▶ **Recorded data**:
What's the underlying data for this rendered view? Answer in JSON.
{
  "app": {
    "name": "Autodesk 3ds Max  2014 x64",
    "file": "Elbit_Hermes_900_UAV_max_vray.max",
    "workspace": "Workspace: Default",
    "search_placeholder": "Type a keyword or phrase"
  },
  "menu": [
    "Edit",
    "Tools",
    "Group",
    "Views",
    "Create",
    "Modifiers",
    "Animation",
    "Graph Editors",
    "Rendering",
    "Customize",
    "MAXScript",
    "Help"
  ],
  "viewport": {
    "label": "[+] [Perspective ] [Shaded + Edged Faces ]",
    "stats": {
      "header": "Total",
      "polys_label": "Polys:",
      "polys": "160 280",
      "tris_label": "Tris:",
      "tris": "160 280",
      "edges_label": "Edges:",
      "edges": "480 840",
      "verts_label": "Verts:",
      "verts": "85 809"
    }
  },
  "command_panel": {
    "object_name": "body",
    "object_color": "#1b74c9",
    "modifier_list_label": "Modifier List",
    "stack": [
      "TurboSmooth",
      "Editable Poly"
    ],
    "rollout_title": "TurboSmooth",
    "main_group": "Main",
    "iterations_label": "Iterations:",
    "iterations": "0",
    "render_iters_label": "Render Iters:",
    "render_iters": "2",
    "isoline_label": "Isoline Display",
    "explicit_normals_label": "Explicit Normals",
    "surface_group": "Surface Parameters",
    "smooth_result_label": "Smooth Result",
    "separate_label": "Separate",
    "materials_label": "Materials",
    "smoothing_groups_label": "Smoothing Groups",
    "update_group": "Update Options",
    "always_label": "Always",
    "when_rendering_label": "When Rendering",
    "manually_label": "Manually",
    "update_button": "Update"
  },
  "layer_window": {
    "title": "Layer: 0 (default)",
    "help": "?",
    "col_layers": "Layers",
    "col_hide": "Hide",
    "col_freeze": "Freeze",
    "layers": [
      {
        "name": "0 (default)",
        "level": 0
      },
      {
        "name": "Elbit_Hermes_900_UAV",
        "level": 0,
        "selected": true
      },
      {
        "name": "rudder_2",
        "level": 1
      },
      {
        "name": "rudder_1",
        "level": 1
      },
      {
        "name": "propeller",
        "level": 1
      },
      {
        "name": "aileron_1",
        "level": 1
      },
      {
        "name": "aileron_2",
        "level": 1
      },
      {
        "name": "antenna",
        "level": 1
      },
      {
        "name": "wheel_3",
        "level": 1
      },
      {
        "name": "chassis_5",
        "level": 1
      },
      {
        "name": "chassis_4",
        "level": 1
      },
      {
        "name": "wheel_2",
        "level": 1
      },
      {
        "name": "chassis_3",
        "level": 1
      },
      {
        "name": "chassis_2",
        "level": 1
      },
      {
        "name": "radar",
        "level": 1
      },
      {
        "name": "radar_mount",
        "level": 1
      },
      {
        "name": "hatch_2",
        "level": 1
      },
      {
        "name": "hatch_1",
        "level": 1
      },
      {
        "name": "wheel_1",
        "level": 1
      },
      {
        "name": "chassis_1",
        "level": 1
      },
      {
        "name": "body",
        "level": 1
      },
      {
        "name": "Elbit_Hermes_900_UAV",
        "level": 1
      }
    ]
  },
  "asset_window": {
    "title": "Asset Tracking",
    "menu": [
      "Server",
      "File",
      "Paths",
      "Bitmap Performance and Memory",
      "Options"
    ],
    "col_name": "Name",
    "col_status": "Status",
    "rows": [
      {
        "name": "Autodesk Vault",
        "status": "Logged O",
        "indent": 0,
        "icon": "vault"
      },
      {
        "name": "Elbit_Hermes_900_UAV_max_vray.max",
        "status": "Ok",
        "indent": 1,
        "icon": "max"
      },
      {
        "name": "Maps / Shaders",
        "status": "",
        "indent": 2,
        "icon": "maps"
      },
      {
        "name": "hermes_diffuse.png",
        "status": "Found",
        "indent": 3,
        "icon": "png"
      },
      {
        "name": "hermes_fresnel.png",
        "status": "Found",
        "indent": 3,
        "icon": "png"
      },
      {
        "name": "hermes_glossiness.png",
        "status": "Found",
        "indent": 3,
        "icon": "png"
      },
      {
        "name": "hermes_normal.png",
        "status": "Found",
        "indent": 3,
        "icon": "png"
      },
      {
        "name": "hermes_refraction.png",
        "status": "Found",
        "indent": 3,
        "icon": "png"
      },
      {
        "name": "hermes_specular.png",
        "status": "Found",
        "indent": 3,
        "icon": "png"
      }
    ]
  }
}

▶ **Work instructions**: From the data above, gather every line that includes the word "Update".

▶ **Written response**:
    "update_group": "Update Options",
    "update_button": "Update"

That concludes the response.